RECORDS TO PROCESS:
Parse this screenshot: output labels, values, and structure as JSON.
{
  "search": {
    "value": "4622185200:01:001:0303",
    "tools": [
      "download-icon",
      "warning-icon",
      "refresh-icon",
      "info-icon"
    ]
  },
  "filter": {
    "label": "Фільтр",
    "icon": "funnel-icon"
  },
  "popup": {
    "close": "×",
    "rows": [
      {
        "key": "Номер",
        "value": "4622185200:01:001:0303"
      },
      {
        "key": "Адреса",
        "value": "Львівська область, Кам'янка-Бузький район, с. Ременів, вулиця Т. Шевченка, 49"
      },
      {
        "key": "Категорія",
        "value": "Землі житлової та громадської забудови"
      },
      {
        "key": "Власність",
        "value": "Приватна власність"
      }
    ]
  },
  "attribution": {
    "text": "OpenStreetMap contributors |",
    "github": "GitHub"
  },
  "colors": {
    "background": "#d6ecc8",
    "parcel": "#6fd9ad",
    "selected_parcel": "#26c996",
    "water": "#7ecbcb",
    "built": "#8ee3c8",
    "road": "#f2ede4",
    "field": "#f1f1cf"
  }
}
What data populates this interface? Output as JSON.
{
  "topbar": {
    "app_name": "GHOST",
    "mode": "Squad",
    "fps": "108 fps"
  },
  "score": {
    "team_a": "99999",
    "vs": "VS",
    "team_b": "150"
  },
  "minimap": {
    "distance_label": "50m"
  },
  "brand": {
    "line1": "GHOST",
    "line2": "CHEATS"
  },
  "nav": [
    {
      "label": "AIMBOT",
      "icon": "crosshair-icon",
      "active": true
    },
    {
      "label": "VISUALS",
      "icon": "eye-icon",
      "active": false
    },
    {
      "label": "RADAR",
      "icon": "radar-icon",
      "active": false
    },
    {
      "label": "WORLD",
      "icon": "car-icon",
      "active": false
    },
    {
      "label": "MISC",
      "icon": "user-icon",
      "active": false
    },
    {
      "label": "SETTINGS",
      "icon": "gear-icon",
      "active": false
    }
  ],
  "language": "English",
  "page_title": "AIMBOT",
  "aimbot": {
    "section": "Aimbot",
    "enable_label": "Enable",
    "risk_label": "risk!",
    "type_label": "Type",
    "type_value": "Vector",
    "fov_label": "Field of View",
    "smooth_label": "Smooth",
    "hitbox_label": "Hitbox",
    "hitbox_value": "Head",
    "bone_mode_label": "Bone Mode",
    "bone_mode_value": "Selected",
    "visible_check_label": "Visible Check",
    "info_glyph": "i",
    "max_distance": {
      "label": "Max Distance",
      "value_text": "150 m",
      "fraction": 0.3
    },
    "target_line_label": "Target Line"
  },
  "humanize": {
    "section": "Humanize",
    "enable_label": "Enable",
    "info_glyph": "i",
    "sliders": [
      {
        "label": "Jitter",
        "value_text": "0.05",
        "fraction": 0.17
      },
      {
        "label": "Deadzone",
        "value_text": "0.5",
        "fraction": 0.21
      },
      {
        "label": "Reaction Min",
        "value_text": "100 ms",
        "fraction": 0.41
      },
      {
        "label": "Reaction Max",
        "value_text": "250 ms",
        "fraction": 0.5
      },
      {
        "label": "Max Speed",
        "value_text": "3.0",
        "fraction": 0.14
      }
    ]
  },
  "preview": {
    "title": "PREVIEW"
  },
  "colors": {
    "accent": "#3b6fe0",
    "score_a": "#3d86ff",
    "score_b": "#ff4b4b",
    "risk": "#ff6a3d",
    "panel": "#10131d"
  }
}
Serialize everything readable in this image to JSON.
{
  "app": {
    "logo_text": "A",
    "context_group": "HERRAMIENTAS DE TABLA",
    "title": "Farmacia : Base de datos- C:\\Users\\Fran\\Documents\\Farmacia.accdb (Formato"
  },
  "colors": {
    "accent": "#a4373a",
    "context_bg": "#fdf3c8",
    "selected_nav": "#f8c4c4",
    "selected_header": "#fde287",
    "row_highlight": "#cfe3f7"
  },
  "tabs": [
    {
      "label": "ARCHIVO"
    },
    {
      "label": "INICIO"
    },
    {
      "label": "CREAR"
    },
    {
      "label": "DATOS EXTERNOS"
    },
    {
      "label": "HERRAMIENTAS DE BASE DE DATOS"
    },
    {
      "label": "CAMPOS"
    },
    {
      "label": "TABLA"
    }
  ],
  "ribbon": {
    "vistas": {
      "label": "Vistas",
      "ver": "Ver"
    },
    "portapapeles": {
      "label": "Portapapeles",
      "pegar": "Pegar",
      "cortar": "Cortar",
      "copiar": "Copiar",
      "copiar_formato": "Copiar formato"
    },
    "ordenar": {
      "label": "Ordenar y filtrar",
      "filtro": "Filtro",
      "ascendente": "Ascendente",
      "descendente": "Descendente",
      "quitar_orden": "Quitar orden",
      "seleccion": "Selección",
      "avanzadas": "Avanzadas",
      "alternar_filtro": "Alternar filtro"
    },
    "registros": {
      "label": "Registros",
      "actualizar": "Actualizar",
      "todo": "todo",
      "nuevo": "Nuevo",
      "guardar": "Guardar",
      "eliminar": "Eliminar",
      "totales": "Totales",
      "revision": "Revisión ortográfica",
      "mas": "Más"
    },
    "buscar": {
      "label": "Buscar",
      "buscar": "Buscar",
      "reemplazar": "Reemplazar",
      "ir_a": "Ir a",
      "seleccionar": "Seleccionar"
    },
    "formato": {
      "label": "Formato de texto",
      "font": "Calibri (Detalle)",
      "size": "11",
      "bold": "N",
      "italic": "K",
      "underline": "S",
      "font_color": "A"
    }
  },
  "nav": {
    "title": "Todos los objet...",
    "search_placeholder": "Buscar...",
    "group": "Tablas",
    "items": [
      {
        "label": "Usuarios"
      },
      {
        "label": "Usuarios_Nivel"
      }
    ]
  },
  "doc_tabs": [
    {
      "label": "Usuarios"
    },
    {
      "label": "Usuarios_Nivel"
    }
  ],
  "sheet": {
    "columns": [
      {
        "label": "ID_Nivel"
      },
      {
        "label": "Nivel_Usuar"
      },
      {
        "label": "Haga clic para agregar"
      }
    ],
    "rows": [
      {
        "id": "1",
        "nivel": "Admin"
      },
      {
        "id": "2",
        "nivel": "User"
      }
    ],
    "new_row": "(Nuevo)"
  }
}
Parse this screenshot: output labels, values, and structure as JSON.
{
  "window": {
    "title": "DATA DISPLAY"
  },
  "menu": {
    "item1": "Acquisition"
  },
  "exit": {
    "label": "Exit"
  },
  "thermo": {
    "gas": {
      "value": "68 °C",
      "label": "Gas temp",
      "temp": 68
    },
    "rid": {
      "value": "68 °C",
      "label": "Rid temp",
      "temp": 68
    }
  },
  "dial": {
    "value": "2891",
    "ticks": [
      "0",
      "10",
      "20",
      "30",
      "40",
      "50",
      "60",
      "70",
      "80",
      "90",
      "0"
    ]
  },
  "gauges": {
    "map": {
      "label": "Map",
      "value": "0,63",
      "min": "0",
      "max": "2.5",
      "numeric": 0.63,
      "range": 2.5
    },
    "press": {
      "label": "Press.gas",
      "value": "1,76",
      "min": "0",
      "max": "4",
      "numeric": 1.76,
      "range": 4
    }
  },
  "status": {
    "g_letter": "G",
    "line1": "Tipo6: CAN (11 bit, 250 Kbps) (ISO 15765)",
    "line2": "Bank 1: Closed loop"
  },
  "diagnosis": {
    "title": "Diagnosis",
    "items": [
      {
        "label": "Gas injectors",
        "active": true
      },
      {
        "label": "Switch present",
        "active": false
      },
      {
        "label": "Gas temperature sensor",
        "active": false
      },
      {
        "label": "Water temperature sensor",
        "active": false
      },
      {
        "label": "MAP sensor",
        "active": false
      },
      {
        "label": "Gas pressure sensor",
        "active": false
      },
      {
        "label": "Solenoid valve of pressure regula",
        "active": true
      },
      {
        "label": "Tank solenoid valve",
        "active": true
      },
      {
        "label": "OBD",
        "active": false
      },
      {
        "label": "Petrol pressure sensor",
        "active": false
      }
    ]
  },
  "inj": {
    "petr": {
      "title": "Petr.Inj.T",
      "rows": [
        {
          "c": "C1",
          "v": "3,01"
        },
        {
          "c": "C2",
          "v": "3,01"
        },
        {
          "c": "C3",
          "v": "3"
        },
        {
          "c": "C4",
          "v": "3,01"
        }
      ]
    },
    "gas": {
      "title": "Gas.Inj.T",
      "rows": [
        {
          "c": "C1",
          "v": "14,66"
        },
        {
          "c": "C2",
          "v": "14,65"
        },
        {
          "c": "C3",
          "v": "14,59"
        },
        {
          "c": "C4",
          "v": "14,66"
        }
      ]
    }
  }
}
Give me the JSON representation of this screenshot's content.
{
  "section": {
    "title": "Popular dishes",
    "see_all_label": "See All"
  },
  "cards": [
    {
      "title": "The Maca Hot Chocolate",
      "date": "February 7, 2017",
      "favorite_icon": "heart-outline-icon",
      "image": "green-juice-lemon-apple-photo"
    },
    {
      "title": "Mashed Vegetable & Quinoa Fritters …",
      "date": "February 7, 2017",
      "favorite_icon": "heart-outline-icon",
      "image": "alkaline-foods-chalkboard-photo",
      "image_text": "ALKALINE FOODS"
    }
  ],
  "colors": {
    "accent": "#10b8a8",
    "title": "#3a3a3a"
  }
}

GIVEN INSTRUCTION:
Compute the number of lines above that contain the string "Reaction". Reply with that value only.

RESPONSE TO THIS EXERCISE:
2